>> BEGIN
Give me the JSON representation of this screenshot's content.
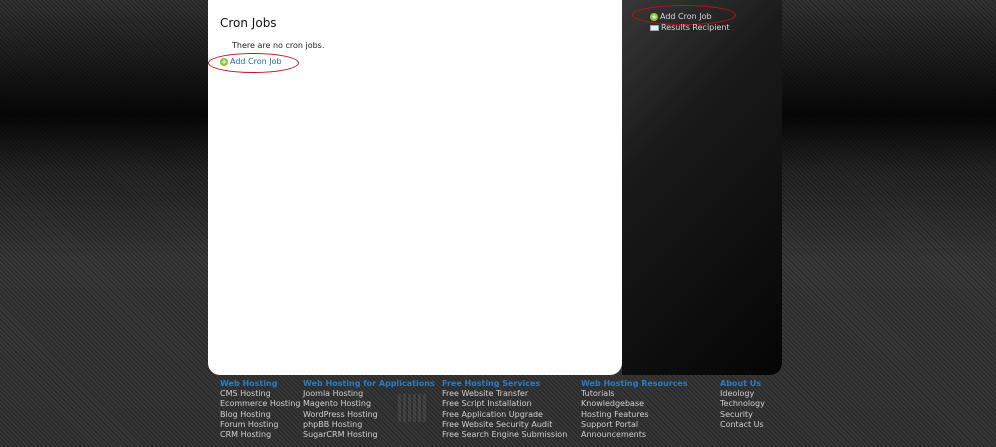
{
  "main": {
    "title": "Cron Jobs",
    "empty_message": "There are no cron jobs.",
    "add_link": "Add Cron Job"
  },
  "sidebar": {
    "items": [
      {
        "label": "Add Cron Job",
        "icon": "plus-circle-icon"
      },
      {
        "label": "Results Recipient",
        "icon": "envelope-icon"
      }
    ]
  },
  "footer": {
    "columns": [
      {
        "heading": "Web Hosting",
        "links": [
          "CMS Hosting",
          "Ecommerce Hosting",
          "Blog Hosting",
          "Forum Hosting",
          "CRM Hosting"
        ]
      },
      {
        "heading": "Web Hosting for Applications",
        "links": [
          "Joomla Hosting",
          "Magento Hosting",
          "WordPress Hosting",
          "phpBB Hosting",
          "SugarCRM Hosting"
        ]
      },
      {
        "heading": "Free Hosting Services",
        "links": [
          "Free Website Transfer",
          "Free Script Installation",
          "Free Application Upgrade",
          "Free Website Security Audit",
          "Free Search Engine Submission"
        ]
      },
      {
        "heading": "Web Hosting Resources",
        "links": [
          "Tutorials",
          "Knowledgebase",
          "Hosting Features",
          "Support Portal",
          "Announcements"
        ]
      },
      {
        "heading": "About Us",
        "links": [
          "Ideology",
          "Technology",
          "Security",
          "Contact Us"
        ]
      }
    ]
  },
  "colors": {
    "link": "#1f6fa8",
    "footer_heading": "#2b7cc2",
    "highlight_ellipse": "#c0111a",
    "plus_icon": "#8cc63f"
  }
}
>> END
>> BEGIN
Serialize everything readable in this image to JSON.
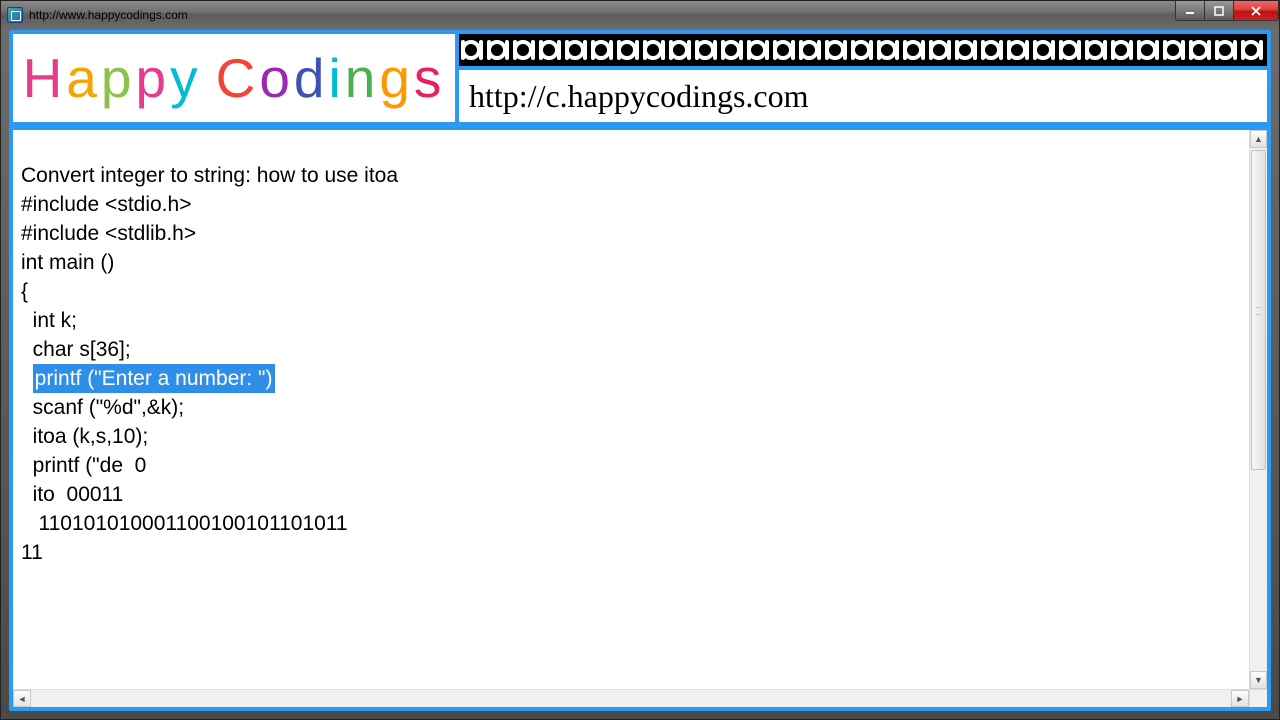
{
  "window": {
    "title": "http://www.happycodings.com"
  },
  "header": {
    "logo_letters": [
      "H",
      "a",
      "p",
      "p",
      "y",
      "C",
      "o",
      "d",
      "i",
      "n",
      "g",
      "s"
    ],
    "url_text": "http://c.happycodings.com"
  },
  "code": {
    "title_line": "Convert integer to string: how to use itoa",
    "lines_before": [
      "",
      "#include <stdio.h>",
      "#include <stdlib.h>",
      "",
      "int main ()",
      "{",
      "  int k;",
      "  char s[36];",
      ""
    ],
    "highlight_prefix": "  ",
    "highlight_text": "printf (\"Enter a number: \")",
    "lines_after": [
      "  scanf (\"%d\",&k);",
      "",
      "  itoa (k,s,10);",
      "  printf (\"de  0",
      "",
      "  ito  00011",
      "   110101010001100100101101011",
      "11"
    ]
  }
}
>> END
>> BEGIN
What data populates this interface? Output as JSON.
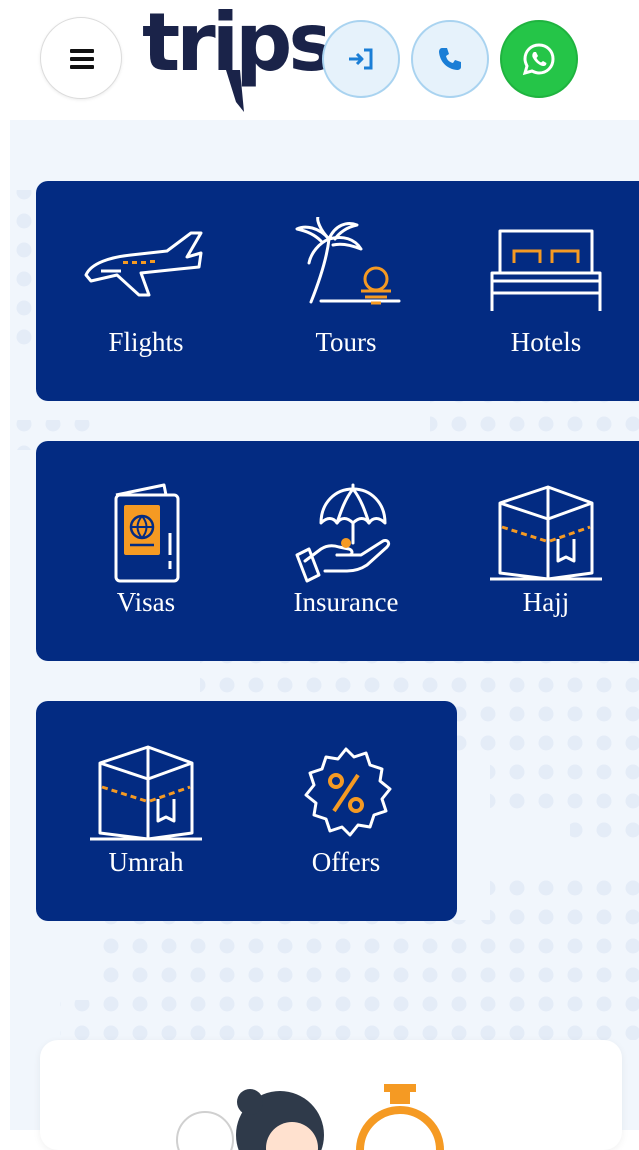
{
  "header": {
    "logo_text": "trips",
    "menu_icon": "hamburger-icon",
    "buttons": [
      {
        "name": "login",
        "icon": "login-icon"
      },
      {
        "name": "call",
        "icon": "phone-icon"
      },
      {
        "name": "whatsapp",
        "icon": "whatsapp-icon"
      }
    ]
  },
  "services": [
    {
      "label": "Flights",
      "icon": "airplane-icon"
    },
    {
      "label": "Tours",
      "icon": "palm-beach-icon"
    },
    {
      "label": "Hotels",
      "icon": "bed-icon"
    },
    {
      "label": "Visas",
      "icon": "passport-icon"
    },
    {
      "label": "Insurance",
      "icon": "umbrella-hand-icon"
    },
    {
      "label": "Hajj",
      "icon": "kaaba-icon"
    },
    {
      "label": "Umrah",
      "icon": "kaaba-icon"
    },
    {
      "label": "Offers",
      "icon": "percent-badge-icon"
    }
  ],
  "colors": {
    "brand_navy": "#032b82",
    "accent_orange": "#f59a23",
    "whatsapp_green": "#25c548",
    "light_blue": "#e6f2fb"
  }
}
>> END
For each line in the data above that contains the string "Free", extract the line.

* _Task result_:
        "heading": "Free Hosting Services",
          "Free Website Transfer",
          "Free Script Installation",
          "Free Application Upgrade",
          "Free Website Security Audit",
          "Free Search Engine Submission"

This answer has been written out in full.